(Data items)
★ ★ ★
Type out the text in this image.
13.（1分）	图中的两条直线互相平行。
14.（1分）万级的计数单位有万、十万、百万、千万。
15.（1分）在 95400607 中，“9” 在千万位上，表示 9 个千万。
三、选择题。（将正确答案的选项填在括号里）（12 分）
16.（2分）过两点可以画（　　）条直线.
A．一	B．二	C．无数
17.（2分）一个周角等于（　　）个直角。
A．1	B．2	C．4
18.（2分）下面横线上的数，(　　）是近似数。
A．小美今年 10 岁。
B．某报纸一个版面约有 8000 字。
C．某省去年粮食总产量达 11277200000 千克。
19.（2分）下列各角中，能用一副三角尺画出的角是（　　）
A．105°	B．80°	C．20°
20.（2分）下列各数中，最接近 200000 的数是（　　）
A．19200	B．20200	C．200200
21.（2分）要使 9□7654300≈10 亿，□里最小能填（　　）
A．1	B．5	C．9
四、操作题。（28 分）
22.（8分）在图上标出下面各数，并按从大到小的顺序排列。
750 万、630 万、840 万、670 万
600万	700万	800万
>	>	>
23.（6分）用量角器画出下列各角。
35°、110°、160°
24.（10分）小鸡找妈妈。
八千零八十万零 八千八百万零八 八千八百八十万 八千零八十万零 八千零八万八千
★ ★ ★
The problem: Using the data above, repeat every line exactly.

The reply:
Type out the text in this image.
13.（1分）	图中的两条直线互相平行。
14.（1分）万级的计数单位有万、十万、百万、千万。
15.（1分）在 95400607 中，“9” 在千万位上，表示 9 个千万。
三、选择题。（将正确答案的选项填在括号里）（12 分）
16.（2分）过两点可以画（　　）条直线.
A．一	B．二	C．无数
17.（2分）一个周角等于（　　）个直角。
A．1	B．2	C．4
18.（2分）下面横线上的数，(　　）是近似数。
A．小美今年 10 岁。
B．某报纸一个版面约有 8000 字。
C．某省去年粮食总产量达 11277200000 千克。
19.（2分）下列各角中，能用一副三角尺画出的角是（　　）
A．105°	B．80°	C．20°
20.（2分）下列各数中，最接近 200000 的数是（　　）
A．19200	B．20200	C．200200
21.（2分）要使 9□7654300≈10 亿，□里最小能填（　　）
A．1	B．5	C．9
四、操作题。（28 分）
22.（8分）在图上标出下面各数，并按从大到小的顺序排列。
750 万、630 万、840 万、670 万
600万	700万	800万
>	>	>
23.（6分）用量角器画出下列各角。
35°、110°、160°
24.（10分）小鸡找妈妈。
八千零八十万零 八千八百万零八 八千八百八十万 八千零八十万零 八千零八万八千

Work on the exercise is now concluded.